Your task is to repeat all of the material exactly.

(Data records)
********
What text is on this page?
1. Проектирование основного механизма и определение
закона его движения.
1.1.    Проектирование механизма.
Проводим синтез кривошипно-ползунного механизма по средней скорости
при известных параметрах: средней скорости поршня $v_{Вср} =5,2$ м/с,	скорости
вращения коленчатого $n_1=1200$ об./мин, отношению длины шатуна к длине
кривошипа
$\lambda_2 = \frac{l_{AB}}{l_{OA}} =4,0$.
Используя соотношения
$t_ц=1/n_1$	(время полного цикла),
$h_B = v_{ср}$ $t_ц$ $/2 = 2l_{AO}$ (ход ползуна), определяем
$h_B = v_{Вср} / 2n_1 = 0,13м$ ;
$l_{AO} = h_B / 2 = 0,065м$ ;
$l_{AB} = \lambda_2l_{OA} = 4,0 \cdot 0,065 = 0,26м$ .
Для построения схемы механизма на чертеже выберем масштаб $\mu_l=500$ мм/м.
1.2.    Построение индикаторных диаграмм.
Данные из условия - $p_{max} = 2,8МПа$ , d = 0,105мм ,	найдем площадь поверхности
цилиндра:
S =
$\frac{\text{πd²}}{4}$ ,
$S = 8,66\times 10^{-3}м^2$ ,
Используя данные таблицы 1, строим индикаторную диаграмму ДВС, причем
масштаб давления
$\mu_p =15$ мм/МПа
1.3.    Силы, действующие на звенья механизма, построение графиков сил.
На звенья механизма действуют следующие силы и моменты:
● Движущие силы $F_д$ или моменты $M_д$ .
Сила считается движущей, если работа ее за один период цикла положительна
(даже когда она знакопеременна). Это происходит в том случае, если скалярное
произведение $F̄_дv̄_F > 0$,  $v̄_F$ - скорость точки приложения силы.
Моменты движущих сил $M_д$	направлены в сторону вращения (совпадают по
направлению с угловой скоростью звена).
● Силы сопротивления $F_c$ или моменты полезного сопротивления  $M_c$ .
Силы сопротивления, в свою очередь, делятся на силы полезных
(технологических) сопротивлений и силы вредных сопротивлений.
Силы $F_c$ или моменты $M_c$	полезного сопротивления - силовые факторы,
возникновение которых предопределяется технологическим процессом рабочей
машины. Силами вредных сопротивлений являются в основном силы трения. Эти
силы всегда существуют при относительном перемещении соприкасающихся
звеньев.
********
Reply.
What text is on this page?
1. Проектирование основного механизма и определение
закона его движения.
1.1.    Проектирование механизма.
Проводим синтез кривошипно-ползунного механизма по средней скорости
при известных параметрах: средней скорости поршня $v_{Вср} =5,2$ м/с,	скорости
вращения коленчатого $n_1=1200$ об./мин, отношению длины шатуна к длине
кривошипа
$\lambda_2 = \frac{l_{AB}}{l_{OA}} =4,0$.
Используя соотношения
$t_ц=1/n_1$	(время полного цикла),
$h_B = v_{ср}$ $t_ц$ $/2 = 2l_{AO}$ (ход ползуна), определяем
$h_B = v_{Вср} / 2n_1 = 0,13м$ ;
$l_{AO} = h_B / 2 = 0,065м$ ;
$l_{AB} = \lambda_2l_{OA} = 4,0 \cdot 0,065 = 0,26м$ .
Для построения схемы механизма на чертеже выберем масштаб $\mu_l=500$ мм/м.
1.2.    Построение индикаторных диаграмм.
Данные из условия - $p_{max} = 2,8МПа$ , d = 0,105мм ,	найдем площадь поверхности
цилиндра:
S =
$\frac{\text{πd²}}{4}$ ,
$S = 8,66\times 10^{-3}м^2$ ,
Используя данные таблицы 1, строим индикаторную диаграмму ДВС, причем
масштаб давления
$\mu_p =15$ мм/МПа
1.3.    Силы, действующие на звенья механизма, построение графиков сил.
На звенья механизма действуют следующие силы и моменты:
● Движущие силы $F_д$ или моменты $M_д$ .
Сила считается движущей, если работа ее за один период цикла положительна
(даже когда она знакопеременна). Это происходит в том случае, если скалярное
произведение $F̄_дv̄_F > 0$,  $v̄_F$ - скорость точки приложения силы.
Моменты движущих сил $M_д$	направлены в сторону вращения (совпадают по
направлению с угловой скоростью звена).
● Силы сопротивления $F_c$ или моменты полезного сопротивления  $M_c$ .
Силы сопротивления, в свою очередь, делятся на силы полезных
(технологических) сопротивлений и силы вредных сопротивлений.
Силы $F_c$ или моменты $M_c$	полезного сопротивления - силовые факторы,
возникновение которых предопределяется технологическим процессом рабочей
машины. Силами вредных сопротивлений являются в основном силы трения. Эти
силы всегда существуют при относительном перемещении соприкасающихся
звеньев.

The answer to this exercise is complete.